The request | Look below. Copy each line that has "خواهند" in it.

Data provided |
-=-=-
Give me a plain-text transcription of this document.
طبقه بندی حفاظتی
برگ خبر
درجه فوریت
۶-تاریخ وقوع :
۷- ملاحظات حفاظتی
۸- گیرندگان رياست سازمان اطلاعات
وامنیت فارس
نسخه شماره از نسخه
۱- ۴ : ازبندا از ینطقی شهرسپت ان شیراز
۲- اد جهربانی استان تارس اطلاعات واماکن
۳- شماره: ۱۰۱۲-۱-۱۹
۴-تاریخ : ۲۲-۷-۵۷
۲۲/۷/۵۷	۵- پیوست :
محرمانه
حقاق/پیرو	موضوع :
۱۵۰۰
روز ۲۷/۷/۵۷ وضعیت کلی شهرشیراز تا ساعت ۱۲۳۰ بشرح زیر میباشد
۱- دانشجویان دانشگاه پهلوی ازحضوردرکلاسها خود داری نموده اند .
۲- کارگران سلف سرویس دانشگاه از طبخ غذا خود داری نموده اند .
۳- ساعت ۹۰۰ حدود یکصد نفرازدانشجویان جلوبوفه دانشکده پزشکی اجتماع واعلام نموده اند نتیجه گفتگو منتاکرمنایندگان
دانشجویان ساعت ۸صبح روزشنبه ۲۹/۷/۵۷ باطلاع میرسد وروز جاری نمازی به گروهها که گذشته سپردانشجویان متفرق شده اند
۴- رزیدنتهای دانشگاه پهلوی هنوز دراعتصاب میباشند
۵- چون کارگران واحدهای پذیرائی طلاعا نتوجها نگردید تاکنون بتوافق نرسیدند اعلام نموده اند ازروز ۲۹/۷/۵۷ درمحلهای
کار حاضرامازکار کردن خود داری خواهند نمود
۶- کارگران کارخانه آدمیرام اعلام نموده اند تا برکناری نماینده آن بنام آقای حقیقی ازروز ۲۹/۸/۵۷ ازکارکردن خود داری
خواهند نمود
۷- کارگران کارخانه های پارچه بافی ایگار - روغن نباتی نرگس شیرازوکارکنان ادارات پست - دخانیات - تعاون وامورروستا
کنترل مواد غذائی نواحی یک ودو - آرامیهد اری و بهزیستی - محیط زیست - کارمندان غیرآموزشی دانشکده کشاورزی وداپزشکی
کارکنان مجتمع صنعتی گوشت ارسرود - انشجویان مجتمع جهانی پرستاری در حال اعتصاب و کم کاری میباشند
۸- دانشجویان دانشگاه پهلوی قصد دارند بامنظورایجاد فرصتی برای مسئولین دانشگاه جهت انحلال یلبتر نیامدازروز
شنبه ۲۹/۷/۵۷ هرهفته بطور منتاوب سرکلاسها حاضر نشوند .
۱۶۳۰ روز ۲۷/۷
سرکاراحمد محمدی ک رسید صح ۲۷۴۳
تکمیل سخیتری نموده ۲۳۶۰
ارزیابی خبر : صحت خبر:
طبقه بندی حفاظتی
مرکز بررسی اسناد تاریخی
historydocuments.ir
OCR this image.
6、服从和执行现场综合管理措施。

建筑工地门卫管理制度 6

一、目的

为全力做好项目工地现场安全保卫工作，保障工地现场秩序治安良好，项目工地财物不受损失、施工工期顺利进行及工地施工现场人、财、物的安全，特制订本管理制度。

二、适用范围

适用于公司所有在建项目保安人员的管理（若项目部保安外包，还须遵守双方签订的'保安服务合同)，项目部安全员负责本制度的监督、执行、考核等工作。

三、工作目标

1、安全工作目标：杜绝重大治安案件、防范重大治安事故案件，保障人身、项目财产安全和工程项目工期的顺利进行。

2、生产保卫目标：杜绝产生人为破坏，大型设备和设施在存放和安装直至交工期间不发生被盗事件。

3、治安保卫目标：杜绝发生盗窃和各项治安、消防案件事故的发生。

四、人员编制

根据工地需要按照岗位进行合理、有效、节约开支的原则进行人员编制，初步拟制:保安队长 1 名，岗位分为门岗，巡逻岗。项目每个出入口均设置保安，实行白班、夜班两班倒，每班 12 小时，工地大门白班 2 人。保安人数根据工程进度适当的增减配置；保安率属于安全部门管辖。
-=-=-
Response below |
کار حاضرامازکار کردن خود داری خواهند نمود
خواهند نمود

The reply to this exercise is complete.